_Instrução dada 1_
Transcreva integralmente o texto sobre a literatura militante, sem alterar nada.

──────── Trecho da página

Literatura militante
Os textos doutrinários, programáticos e de divulgação científica correm em paralelo a esse outro grande conjunto de obras que são os textos literários. O objetivo destes, era servir simultaneamente de denúncia das condições laborais e de vida, de difusão das ideias socialistas, e de entretenimento para os trabalhadores. Os jornais operários O Protesto, O Operário, O Protesto Operário - este já como órgão do P.O.S.P. -, A Federação, A Lucta, O Primeiro de Maio - vinculados ao P.S.P. -, entre outros, através da secção do folhetim, mas não só, permitiram a difusão de uma produção que as editoras, como expectável, rejeitavam, ou nem sequer contemplavam em dar à estampa, sobretudo as editoras e tipografias não vinculadas ao movimento operário - a peça Os jesuítas (1883), de Manuel Luiz de Figueiredo, publicada pela Biblioteca Progresso Teatral, é uma das poucas exceções (Figueiredo, 1883).

────────────────
──────── Registros de dados

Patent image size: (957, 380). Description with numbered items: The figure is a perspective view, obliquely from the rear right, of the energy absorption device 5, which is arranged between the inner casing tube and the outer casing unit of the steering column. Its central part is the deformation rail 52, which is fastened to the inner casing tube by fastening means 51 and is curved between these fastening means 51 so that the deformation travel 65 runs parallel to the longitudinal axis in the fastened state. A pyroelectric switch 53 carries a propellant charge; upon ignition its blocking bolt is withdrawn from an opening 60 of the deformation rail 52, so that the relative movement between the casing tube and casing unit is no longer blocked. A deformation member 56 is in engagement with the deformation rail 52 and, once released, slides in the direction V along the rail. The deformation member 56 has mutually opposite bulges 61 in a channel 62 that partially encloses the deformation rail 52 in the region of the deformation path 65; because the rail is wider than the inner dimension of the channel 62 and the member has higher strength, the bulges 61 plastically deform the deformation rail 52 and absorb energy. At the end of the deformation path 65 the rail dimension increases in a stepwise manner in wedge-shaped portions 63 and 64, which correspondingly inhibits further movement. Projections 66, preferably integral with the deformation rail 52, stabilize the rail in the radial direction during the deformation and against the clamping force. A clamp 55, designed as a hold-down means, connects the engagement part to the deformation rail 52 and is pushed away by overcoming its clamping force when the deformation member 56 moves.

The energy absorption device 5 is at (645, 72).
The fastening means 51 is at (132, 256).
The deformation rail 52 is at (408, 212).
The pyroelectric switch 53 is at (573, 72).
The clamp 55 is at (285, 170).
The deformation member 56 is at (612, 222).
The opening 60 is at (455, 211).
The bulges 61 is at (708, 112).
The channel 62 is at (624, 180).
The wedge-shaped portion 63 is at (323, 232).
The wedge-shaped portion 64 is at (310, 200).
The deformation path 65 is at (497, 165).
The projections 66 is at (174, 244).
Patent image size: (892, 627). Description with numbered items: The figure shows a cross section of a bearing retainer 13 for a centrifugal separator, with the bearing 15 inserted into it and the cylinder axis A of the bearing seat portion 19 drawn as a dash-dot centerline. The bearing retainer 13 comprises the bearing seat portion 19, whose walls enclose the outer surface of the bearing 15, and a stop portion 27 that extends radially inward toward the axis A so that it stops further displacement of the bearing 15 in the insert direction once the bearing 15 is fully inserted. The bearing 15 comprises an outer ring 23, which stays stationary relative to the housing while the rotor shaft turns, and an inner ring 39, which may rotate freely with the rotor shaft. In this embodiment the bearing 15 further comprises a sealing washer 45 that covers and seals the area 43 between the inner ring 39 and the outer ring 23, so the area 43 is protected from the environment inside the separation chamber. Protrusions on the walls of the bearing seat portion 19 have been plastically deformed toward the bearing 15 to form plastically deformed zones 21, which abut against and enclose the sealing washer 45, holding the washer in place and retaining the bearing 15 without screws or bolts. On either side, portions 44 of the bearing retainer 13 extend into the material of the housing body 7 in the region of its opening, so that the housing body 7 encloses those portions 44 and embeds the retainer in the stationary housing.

────────────────

_Instrução dada 2_
Expresse como lista numerada as linhas dos registros, do início deles até a linha com "The wedge-shaped portion 64 is at (310, 200).", incluindo ambas as pontas e deixando de fora as linhas em branco.

_Resposta correta 1_
Literatura militante
Os textos doutrinários, programáticos e de divulgação científica correm em paralelo a esse outro grande conjunto de obras que são os textos literários. O objetivo destes, era servir simultaneamente de denúncia das condições laborais e de vida, de difusão das ideias socialistas, e de entretenimento para os trabalhadores. Os jornais operários O Protesto, O Operário, O Protesto Operário - este já como órgão do P.O.S.P. -, A Federação, A Lucta, O Primeiro de Maio - vinculados ao P.S.P. -, entre outros, através da secção do folhetim, mas não só, permitiram a difusão de uma produção que as editoras, como expectável, rejeitavam, ou nem sequer contemplavam em dar à estampa, sobretudo as editoras e tipografias não vinculadas ao movimento operário - a peça Os jesuítas (1883), de Manuel Luiz de Figueiredo, publicada pela Biblioteca Progresso Teatral, é uma das poucas exceções (Figueiredo, 1883).

_Resposta correta 2_
1. Patent image size: (957, 380). Description with numbered items: The figure is a perspective view, obliquely from the rear right, of the energy absorption device 5, which is arranged between the inner casing tube and the outer casing unit of the steering column. Its central part is the deformation rail 52, which is fastened to the inner casing tube by fastening means 51 and is curved between these fastening means 51 so that the deformation travel 65 runs parallel to the longitudinal axis in the fastened state. A pyroelectric switch 53 carries a propellant charge; upon ignition its blocking bolt is withdrawn from an opening 60 of the deformation rail 52, so that the relative movement between the casing tube and casing unit is no longer blocked. A deformation member 56 is in engagement with the deformation rail 52 and, once released, slides in the direction V along the rail. The deformation member 56 has mutually opposite bulges 61 in a channel 62 that partially encloses the deformation rail 52 in the region of the deformation path 65; because the rail is wider than the inner dimension of the channel 62 and the member has higher strength, the bulges 61 plastically deform the deformation rail 52 and absorb energy. At the end of the deformation path 65 the rail dimension increases in a stepwise manner in wedge-shaped portions 63 and 64, which correspondingly inhibits further movement. Projections 66, preferably integral with the deformation rail 52, stabilize the rail in the radial direction during the deformation and against the clamping force. A clamp 55, designed as a hold-down means, connects the engagement part to the deformation rail 52 and is pushed away by overcoming its clamping force when the deformation member 56 moves.
2. The energy absorption device 5 is at (645, 72).
3. The fastening means 51 is at (132, 256).
4. The deformation rail 52 is at (408, 212).
5. The pyroelectric switch 53 is at (573, 72).
6. The clamp 55 is at (285, 170).
7. The deformation member 56 is at (612, 222).
8. The opening 60 is at (455, 211).
9. The bulges 61 is at (708, 112).
10. The channel 62 is at (624, 180).
11. The wedge-shaped portion 63 is at (323, 232).
12. The wedge-shaped portion 64 is at (310, 200).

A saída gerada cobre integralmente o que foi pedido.